Items listed in a dataset:
_ _ _ _
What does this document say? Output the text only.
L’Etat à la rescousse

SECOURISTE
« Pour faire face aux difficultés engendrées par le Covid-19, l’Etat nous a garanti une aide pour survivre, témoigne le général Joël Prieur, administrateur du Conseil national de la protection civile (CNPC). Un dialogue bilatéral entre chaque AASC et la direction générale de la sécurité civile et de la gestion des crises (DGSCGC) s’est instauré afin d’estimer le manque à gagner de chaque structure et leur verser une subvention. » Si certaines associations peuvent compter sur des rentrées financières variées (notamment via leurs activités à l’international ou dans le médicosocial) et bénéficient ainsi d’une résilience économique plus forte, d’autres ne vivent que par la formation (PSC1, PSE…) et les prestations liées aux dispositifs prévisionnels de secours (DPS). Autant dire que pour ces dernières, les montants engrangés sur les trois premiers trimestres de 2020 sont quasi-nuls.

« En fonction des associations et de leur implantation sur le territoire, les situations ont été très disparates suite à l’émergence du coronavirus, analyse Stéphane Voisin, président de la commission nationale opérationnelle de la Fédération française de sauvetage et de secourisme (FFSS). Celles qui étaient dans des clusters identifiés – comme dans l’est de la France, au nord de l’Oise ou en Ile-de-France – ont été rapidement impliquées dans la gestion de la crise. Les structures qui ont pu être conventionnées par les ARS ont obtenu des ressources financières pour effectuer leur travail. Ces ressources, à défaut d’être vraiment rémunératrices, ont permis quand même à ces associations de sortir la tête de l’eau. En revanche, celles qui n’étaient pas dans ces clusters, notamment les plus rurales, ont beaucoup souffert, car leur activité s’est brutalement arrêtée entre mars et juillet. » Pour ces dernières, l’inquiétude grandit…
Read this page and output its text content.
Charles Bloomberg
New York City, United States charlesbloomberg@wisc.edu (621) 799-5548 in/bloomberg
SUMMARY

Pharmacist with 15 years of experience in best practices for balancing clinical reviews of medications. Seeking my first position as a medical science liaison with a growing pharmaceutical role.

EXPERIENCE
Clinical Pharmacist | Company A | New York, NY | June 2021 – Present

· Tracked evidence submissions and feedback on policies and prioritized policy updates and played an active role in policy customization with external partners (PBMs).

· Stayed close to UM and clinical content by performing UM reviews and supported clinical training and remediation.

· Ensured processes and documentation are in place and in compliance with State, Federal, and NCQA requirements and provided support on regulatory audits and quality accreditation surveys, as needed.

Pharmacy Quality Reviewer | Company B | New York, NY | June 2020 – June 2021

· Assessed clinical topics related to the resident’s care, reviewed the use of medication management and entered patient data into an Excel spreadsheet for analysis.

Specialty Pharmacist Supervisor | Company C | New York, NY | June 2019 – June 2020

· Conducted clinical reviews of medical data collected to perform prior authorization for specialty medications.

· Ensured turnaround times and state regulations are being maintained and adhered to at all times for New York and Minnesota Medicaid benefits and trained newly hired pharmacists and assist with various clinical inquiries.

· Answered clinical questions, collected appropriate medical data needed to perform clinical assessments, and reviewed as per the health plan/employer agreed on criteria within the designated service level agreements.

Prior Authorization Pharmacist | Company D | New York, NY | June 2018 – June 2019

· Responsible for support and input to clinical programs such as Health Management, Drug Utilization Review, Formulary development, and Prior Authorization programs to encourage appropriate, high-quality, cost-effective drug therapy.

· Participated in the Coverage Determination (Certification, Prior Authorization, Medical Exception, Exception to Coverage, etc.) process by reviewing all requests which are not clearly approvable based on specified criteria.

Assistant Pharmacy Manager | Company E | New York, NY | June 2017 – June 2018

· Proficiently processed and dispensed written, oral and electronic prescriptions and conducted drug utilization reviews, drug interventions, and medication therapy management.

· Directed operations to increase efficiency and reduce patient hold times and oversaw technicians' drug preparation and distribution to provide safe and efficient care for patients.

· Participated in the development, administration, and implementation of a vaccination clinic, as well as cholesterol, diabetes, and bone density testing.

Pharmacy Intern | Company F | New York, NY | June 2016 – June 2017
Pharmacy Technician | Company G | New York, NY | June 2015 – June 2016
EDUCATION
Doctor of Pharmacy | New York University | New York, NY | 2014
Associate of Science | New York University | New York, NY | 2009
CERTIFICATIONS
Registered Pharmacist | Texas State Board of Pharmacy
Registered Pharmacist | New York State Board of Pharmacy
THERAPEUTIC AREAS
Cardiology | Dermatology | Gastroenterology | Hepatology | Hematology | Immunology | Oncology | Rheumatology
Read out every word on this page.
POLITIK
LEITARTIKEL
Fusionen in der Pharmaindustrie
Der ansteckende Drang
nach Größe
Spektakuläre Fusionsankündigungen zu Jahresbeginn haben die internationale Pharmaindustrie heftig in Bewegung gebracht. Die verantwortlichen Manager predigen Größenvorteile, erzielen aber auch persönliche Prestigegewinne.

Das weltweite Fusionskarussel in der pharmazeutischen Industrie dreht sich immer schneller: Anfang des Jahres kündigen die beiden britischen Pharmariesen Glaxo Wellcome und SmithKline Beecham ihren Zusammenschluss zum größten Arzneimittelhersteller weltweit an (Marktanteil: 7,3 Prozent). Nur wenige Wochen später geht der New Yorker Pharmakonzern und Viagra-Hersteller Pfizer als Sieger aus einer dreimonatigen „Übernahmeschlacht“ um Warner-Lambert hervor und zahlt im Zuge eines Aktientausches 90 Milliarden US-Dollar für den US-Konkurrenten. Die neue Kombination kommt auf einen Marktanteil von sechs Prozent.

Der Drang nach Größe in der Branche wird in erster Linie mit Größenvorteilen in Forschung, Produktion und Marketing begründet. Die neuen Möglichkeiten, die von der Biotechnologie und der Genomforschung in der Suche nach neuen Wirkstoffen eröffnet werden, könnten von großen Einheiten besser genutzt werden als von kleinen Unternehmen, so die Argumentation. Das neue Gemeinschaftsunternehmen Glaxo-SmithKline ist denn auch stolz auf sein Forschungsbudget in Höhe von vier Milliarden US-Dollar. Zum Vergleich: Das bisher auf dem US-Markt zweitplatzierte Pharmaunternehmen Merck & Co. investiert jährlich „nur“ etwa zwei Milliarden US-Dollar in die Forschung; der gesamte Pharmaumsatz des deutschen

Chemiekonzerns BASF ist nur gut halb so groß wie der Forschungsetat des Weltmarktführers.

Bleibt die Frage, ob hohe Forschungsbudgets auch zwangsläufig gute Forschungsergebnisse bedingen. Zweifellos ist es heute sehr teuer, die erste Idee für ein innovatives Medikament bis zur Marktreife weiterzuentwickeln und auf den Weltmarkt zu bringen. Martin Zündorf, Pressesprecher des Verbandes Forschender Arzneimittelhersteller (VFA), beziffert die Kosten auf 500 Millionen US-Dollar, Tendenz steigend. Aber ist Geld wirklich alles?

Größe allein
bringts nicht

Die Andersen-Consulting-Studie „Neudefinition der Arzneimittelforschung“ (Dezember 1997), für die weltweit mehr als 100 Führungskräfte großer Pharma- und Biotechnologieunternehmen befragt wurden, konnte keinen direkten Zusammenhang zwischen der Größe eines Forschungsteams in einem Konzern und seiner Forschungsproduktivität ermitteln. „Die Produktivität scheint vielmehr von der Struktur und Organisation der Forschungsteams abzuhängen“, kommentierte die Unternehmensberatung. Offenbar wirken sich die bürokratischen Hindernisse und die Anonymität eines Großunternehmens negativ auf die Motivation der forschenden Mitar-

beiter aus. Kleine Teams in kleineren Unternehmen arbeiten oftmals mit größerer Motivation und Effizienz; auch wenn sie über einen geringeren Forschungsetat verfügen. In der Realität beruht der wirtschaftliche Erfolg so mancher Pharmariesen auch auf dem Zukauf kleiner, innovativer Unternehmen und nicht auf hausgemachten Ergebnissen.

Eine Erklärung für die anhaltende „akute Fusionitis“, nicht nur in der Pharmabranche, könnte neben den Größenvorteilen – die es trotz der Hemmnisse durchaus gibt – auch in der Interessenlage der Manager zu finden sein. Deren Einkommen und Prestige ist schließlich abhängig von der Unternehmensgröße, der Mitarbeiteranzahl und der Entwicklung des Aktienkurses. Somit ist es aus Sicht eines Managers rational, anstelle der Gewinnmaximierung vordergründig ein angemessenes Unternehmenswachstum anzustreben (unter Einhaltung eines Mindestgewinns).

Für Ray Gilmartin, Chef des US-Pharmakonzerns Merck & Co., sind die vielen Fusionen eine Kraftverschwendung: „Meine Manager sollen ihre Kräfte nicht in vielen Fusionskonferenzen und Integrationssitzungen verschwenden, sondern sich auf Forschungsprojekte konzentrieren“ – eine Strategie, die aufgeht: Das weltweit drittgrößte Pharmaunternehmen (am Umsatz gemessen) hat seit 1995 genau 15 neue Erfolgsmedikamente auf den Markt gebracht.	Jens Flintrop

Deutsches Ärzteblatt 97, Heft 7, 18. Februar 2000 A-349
_ _ _ _
Only a number should be given: the count of lines above that contain the word "collected".

2